*Element location listings*:
□ □ □ □ □
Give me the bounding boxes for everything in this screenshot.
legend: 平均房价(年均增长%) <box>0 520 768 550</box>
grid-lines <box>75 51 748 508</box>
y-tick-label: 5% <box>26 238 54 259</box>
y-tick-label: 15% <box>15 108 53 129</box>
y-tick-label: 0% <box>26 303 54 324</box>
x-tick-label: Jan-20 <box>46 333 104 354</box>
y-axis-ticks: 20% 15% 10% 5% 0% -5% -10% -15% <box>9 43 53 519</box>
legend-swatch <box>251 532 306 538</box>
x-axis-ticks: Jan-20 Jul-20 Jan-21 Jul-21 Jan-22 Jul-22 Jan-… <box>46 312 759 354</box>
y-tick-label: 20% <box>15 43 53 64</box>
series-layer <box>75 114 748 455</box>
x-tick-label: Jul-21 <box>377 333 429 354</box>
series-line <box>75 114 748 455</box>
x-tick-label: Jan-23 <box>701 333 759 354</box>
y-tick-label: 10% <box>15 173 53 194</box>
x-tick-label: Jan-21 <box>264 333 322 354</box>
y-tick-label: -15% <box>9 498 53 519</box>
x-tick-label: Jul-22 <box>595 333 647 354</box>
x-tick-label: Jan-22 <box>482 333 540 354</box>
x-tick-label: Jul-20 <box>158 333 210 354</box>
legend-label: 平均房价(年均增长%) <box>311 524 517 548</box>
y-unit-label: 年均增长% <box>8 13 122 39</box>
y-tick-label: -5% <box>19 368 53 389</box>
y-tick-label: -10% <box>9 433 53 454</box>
□ □ □ □ □
*Work to complete*:
Change "y-tick-label" to "y-axis-label" throughout the records above, and write out all their lines again with nothing else altered.

*Output of the task*:
Give me the bounding boxes for everything in this screenshot.
legend: 平均房价(年均增长%) <box>0 520 768 550</box>
grid-lines <box>75 51 748 508</box>
y-axis-label: 5% <box>26 238 54 259</box>
y-axis-label: 15% <box>15 108 53 129</box>
y-axis-label: 0% <box>26 303 54 324</box>
x-tick-label: Jan-20 <box>46 333 104 354</box>
y-axis-ticks: 20% 15% 10% 5% 0% -5% -10% -15% <box>9 43 53 519</box>
legend-swatch <box>251 532 306 538</box>
x-axis-ticks: Jan-20 Jul-20 Jan-21 Jul-21 Jan-22 Jul-22 Jan-… <box>46 312 759 354</box>
y-axis-label: 20% <box>15 43 53 64</box>
series-layer <box>75 114 748 455</box>
x-tick-label: Jul-21 <box>377 333 429 354</box>
series-line <box>75 114 748 455</box>
x-tick-label: Jan-23 <box>701 333 759 354</box>
y-axis-label: 10% <box>15 173 53 194</box>
x-tick-label: Jan-21 <box>264 333 322 354</box>
y-axis-label: -15% <box>9 498 53 519</box>
x-tick-label: Jul-22 <box>595 333 647 354</box>
x-tick-label: Jan-22 <box>482 333 540 354</box>
x-tick-label: Jul-20 <box>158 333 210 354</box>
legend-label: 平均房价(年均增长%) <box>311 524 517 548</box>
y-unit-label: 年均增长% <box>8 13 122 39</box>
y-axis-label: -5% <box>19 368 53 389</box>
y-axis-label: -10% <box>9 433 53 454</box>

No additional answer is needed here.